WHAT TO PRODUCE
Entries follow. Set all of them down as they stand.

RAW RECORDS
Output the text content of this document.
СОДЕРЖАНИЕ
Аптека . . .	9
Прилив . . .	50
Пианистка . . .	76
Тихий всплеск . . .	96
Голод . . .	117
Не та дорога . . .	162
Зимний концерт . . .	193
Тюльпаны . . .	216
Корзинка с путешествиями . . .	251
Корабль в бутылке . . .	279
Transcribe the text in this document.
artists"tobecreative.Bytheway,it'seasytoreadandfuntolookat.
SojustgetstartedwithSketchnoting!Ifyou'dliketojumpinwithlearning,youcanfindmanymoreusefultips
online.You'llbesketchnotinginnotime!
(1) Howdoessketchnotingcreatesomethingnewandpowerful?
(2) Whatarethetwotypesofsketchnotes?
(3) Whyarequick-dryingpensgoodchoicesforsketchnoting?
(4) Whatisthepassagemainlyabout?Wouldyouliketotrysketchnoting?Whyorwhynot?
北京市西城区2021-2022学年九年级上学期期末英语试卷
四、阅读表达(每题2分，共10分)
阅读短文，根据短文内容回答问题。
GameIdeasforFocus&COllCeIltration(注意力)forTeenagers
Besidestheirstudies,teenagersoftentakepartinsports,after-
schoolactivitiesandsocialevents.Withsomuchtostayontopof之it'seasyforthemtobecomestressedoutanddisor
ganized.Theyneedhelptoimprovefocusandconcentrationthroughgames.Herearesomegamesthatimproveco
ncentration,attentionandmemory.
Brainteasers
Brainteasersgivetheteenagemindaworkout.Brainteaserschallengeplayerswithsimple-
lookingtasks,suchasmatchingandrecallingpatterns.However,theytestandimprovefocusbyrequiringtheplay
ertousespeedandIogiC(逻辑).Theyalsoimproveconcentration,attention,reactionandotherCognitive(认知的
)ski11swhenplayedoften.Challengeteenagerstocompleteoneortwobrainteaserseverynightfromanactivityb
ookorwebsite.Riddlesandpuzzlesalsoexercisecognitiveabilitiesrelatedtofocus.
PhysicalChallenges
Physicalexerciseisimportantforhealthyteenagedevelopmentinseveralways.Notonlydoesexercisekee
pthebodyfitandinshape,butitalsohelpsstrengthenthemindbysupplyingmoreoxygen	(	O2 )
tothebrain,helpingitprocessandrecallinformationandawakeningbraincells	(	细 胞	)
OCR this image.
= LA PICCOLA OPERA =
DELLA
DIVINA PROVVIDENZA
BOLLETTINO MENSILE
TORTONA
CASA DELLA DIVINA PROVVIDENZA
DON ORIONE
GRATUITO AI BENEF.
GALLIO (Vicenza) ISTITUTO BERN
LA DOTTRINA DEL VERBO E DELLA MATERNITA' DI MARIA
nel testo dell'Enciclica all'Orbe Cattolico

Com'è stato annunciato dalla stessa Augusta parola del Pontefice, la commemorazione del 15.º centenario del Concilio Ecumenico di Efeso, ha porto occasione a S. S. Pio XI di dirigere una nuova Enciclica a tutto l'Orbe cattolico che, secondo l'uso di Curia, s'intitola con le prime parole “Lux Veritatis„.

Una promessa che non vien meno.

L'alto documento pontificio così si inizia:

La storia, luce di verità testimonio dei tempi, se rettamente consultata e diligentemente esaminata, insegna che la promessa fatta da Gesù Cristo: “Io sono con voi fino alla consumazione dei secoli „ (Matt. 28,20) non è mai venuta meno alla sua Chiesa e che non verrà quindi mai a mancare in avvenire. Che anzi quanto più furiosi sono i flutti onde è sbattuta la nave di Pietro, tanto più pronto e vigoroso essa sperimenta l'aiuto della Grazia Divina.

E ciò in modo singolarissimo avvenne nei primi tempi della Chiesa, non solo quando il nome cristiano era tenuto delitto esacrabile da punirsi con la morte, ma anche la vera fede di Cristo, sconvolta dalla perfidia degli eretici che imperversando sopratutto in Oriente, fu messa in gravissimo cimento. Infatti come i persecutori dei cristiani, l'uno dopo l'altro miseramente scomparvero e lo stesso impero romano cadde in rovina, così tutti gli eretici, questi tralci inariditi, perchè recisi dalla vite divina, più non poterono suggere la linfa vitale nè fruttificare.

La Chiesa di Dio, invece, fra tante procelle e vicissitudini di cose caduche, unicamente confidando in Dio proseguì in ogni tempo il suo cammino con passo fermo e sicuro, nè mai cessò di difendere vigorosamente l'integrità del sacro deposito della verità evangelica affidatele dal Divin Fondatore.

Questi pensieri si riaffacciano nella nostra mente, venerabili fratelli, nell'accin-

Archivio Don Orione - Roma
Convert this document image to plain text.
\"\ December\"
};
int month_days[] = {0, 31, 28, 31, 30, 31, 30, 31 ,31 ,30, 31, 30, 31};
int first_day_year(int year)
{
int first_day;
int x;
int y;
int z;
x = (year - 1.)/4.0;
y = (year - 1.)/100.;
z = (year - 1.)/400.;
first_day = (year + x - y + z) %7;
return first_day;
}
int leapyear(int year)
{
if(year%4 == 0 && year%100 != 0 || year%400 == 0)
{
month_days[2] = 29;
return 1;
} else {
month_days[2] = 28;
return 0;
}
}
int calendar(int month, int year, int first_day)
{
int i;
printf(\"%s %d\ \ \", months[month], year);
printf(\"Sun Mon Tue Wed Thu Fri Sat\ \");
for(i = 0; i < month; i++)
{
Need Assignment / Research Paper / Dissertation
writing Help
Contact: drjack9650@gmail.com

OUTPUT
Output the text content of this document.
СОДЕРЖАНИЕ
Аптека . . .	9
Прилив . . .	50
Пианистка . . .	76
Тихий всплеск . . .	96
Голод . . .	117
Не та дорога . . .	162
Зимний концерт . . .	193
Тюльпаны . . .	216
Корзинка с путешествиями . . .	251
Корабль в бутылке . . .	279
Transcribe the text in this document.
artists"tobecreative.Bytheway,it'seasytoreadandfuntolookat.
SojustgetstartedwithSketchnoting!Ifyou'dliketojumpinwithlearning,youcanfindmanymoreusefultips
online.You'llbesketchnotinginnotime!
(1) Howdoessketchnotingcreatesomethingnewandpowerful?
(2) Whatarethetwotypesofsketchnotes?
(3) Whyarequick-dryingpensgoodchoicesforsketchnoting?
(4) Whatisthepassagemainlyabout?Wouldyouliketotrysketchnoting?Whyorwhynot?
北京市西城区2021-2022学年九年级上学期期末英语试卷
四、阅读表达(每题2分，共10分)
阅读短文，根据短文内容回答问题。
GameIdeasforFocus&COllCeIltration(注意力)forTeenagers
Besidestheirstudies,teenagersoftentakepartinsports,after-
schoolactivitiesandsocialevents.Withsomuchtostayontopof之it'seasyforthemtobecomestressedoutanddisor
ganized.Theyneedhelptoimprovefocusandconcentrationthroughgames.Herearesomegamesthatimproveco
ncentration,attentionandmemory.
Brainteasers
Brainteasersgivetheteenagemindaworkout.Brainteaserschallengeplayerswithsimple-
lookingtasks,suchasmatchingandrecallingpatterns.However,theytestandimprovefocusbyrequiringtheplay
ertousespeedandIogiC(逻辑).Theyalsoimproveconcentration,attention,reactionandotherCognitive(认知的
)ski11swhenplayedoften.Challengeteenagerstocompleteoneortwobrainteaserseverynightfromanactivityb
ookorwebsite.Riddlesandpuzzlesalsoexercisecognitiveabilitiesrelatedtofocus.
PhysicalChallenges
Physicalexerciseisimportantforhealthyteenagedevelopmentinseveralways.Notonlydoesexercisekee
pthebodyfitandinshape,butitalsohelpsstrengthenthemindbysupplyingmoreoxygen	(	O2 )
tothebrain,helpingitprocessandrecallinformationandawakeningbraincells	(	细 胞	)
OCR this image.
= LA PICCOLA OPERA =
DELLA
DIVINA PROVVIDENZA
BOLLETTINO MENSILE
TORTONA
CASA DELLA DIVINA PROVVIDENZA
DON ORIONE
GRATUITO AI BENEF.
GALLIO (Vicenza) ISTITUTO BERN
LA DOTTRINA DEL VERBO E DELLA MATERNITA' DI MARIA
nel testo dell'Enciclica all'Orbe Cattolico

Com'è stato annunciato dalla stessa Augusta parola del Pontefice, la commemorazione del 15.º centenario del Concilio Ecumenico di Efeso, ha porto occasione a S. S. Pio XI di dirigere una nuova Enciclica a tutto l'Orbe cattolico che, secondo l'uso di Curia, s'intitola con le prime parole “Lux Veritatis„.

Una promessa che non vien meno.

L'alto documento pontificio così si inizia:

La storia, luce di verità testimonio dei tempi, se rettamente consultata e diligentemente esaminata, insegna che la promessa fatta da Gesù Cristo: “Io sono con voi fino alla consumazione dei secoli „ (Matt. 28,20) non è mai venuta meno alla sua Chiesa e che non verrà quindi mai a mancare in avvenire. Che anzi quanto più furiosi sono i flutti onde è sbattuta la nave di Pietro, tanto più pronto e vigoroso essa sperimenta l'aiuto della Grazia Divina.

E ciò in modo singolarissimo avvenne nei primi tempi della Chiesa, non solo quando il nome cristiano era tenuto delitto esacrabile da punirsi con la morte, ma anche la vera fede di Cristo, sconvolta dalla perfidia degli eretici che imperversando sopratutto in Oriente, fu messa in gravissimo cimento. Infatti come i persecutori dei cristiani, l'uno dopo l'altro miseramente scomparvero e lo stesso impero romano cadde in rovina, così tutti gli eretici, questi tralci inariditi, perchè recisi dalla vite divina, più non poterono suggere la linfa vitale nè fruttificare.

La Chiesa di Dio, invece, fra tante procelle e vicissitudini di cose caduche, unicamente confidando in Dio proseguì in ogni tempo il suo cammino con passo fermo e sicuro, nè mai cessò di difendere vigorosamente l'integrità del sacro deposito della verità evangelica affidatele dal Divin Fondatore.

Questi pensieri si riaffacciano nella nostra mente, venerabili fratelli, nell'accin-

Archivio Don Orione - Roma
Convert this document image to plain text.
\"\ December\"
};
int month_days[] = {0, 31, 28, 31, 30, 31, 30, 31 ,31 ,30, 31, 30, 31};
int first_day_year(int year)
{
int first_day;
int x;
int y;
int z;
x = (year - 1.)/4.0;
y = (year - 1.)/100.;
z = (year - 1.)/400.;
first_day = (year + x - y + z) %7;
return first_day;
}
int leapyear(int year)
{
if(year%4 == 0 && year%100 != 0 || year%400 == 0)
{
month_days[2] = 29;
return 1;
} else {
month_days[2] = 28;
return 0;
}
}
int calendar(int month, int year, int first_day)
{
int i;
printf(\"%s %d\ \ \", months[month], year);
printf(\"Sun Mon Tue Wed Thu Fri Sat\ \");
for(i = 0; i < month; i++)
{
Need Assignment / Research Paper / Dissertation
writing Help
Contact: drjack9650@gmail.com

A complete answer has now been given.